Exercise requirements » Quote each record exactly, please, leaving none out.

Entries shown »
-*-*-

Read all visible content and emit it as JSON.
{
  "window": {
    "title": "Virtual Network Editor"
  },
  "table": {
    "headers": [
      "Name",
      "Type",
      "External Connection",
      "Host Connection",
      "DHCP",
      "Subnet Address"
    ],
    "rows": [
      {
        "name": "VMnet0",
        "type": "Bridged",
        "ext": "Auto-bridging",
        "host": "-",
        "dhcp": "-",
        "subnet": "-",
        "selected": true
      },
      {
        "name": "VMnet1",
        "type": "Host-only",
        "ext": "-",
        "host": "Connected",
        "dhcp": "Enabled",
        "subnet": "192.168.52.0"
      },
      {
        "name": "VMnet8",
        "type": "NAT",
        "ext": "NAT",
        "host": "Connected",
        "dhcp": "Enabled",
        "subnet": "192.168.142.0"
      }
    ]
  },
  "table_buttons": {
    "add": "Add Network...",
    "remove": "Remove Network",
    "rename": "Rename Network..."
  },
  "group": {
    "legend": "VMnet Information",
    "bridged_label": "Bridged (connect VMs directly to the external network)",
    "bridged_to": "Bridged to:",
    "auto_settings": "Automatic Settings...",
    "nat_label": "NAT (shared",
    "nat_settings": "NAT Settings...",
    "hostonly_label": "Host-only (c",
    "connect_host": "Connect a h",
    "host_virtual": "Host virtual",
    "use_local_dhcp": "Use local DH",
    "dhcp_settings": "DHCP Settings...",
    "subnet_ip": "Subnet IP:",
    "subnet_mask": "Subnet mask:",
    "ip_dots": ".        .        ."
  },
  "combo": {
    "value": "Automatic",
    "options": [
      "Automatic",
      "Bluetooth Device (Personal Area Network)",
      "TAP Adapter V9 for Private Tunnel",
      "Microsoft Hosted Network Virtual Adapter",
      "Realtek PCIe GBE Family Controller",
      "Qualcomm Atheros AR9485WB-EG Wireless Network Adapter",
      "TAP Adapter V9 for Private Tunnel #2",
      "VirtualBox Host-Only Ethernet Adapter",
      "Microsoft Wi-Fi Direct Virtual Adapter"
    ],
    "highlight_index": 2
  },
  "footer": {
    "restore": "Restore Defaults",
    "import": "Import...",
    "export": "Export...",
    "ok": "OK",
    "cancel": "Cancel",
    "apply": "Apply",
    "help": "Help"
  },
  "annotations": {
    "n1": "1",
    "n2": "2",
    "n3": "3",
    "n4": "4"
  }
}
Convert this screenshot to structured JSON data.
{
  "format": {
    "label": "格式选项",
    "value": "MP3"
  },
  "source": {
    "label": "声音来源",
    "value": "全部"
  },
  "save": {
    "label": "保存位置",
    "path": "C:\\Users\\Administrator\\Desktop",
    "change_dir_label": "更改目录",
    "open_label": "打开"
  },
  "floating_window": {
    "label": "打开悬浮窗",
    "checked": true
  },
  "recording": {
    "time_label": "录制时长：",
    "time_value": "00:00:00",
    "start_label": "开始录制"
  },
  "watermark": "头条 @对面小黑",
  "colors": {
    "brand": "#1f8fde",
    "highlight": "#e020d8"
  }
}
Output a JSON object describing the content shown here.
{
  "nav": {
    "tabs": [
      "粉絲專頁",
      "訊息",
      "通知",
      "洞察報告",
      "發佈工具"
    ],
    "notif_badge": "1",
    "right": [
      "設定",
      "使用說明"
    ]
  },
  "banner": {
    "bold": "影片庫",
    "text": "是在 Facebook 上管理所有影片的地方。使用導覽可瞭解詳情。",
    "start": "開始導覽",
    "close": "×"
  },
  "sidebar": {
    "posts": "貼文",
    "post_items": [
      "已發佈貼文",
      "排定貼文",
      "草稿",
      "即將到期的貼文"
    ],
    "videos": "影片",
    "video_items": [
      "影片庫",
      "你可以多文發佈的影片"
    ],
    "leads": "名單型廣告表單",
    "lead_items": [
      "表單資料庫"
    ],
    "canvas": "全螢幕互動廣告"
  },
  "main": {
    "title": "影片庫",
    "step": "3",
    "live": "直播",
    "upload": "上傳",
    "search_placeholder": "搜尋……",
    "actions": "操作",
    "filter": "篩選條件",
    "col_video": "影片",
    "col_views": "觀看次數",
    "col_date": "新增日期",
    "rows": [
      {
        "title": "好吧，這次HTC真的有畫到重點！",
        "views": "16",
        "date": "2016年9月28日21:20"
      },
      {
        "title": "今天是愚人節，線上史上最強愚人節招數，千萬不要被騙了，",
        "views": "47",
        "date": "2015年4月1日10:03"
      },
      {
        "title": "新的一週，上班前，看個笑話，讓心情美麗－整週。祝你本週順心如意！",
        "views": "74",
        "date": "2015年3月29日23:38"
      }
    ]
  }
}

-*-*-

Exercise solution »
Read all visible content and emit it as JSON.
{
  "window": {
    "title": "Virtual Network Editor"
  },
  "table": {
    "headers": [
      "Name",
      "Type",
      "External Connection",
      "Host Connection",
      "DHCP",
      "Subnet Address"
    ],
    "rows": [
      {
        "name": "VMnet0",
        "type": "Bridged",
        "ext": "Auto-bridging",
        "host": "-",
        "dhcp": "-",
        "subnet": "-",
        "selected": true
      },
      {
        "name": "VMnet1",
        "type": "Host-only",
        "ext": "-",
        "host": "Connected",
        "dhcp": "Enabled",
        "subnet": "192.168.52.0"
      },
      {
        "name": "VMnet8",
        "type": "NAT",
        "ext": "NAT",
        "host": "Connected",
        "dhcp": "Enabled",
        "subnet": "192.168.142.0"
      }
    ]
  },
  "table_buttons": {
    "add": "Add Network...",
    "remove": "Remove Network",
    "rename": "Rename Network..."
  },
  "group": {
    "legend": "VMnet Information",
    "bridged_label": "Bridged (connect VMs directly to the external network)",
    "bridged_to": "Bridged to:",
    "auto_settings": "Automatic Settings...",
    "nat_label": "NAT (shared",
    "nat_settings": "NAT Settings...",
    "hostonly_label": "Host-only (c",
    "connect_host": "Connect a h",
    "host_virtual": "Host virtual",
    "use_local_dhcp": "Use local DH",
    "dhcp_settings": "DHCP Settings...",
    "subnet_ip": "Subnet IP:",
    "subnet_mask": "Subnet mask:",
    "ip_dots": ".        .        ."
  },
  "combo": {
    "value": "Automatic",
    "options": [
      "Automatic",
      "Bluetooth Device (Personal Area Network)",
      "TAP Adapter V9 for Private Tunnel",
      "Microsoft Hosted Network Virtual Adapter",
      "Realtek PCIe GBE Family Controller",
      "Qualcomm Atheros AR9485WB-EG Wireless Network Adapter",
      "TAP Adapter V9 for Private Tunnel #2",
      "VirtualBox Host-Only Ethernet Adapter",
      "Microsoft Wi-Fi Direct Virtual Adapter"
    ],
    "highlight_index": 2
  },
  "footer": {
    "restore": "Restore Defaults",
    "import": "Import...",
    "export": "Export...",
    "ok": "OK",
    "cancel": "Cancel",
    "apply": "Apply",
    "help": "Help"
  },
  "annotations": {
    "n1": "1",
    "n2": "2",
    "n3": "3",
    "n4": "4"
  }
}
Convert this screenshot to structured JSON data.
{
  "format": {
    "label": "格式选项",
    "value": "MP3"
  },
  "source": {
    "label": "声音来源",
    "value": "全部"
  },
  "save": {
    "label": "保存位置",
    "path": "C:\\Users\\Administrator\\Desktop",
    "change_dir_label": "更改目录",
    "open_label": "打开"
  },
  "floating_window": {
    "label": "打开悬浮窗",
    "checked": true
  },
  "recording": {
    "time_label": "录制时长：",
    "time_value": "00:00:00",
    "start_label": "开始录制"
  },
  "watermark": "头条 @对面小黑",
  "colors": {
    "brand": "#1f8fde",
    "highlight": "#e020d8"
  }
}
Output a JSON object describing the content shown here.
{
  "nav": {
    "tabs": [
      "粉絲專頁",
      "訊息",
      "通知",
      "洞察報告",
      "發佈工具"
    ],
    "notif_badge": "1",
    "right": [
      "設定",
      "使用說明"
    ]
  },
  "banner": {
    "bold": "影片庫",
    "text": "是在 Facebook 上管理所有影片的地方。使用導覽可瞭解詳情。",
    "start": "開始導覽",
    "close": "×"
  },
  "sidebar": {
    "posts": "貼文",
    "post_items": [
      "已發佈貼文",
      "排定貼文",
      "草稿",
      "即將到期的貼文"
    ],
    "videos": "影片",
    "video_items": [
      "影片庫",
      "你可以多文發佈的影片"
    ],
    "leads": "名單型廣告表單",
    "lead_items": [
      "表單資料庫"
    ],
    "canvas": "全螢幕互動廣告"
  },
  "main": {
    "title": "影片庫",
    "step": "3",
    "live": "直播",
    "upload": "上傳",
    "search_placeholder": "搜尋……",
    "actions": "操作",
    "filter": "篩選條件",
    "col_video": "影片",
    "col_views": "觀看次數",
    "col_date": "新增日期",
    "rows": [
      {
        "title": "好吧，這次HTC真的有畫到重點！",
        "views": "16",
        "date": "2016年9月28日21:20"
      },
      {
        "title": "今天是愚人節，線上史上最強愚人節招數，千萬不要被騙了，",
        "views": "47",
        "date": "2015年4月1日10:03"
      },
      {
        "title": "新的一週，上班前，看個笑話，讓心情美麗－整週。祝你本週順心如意！",
        "views": "74",
        "date": "2015年3月29日23:38"
      }
    ]
  }
}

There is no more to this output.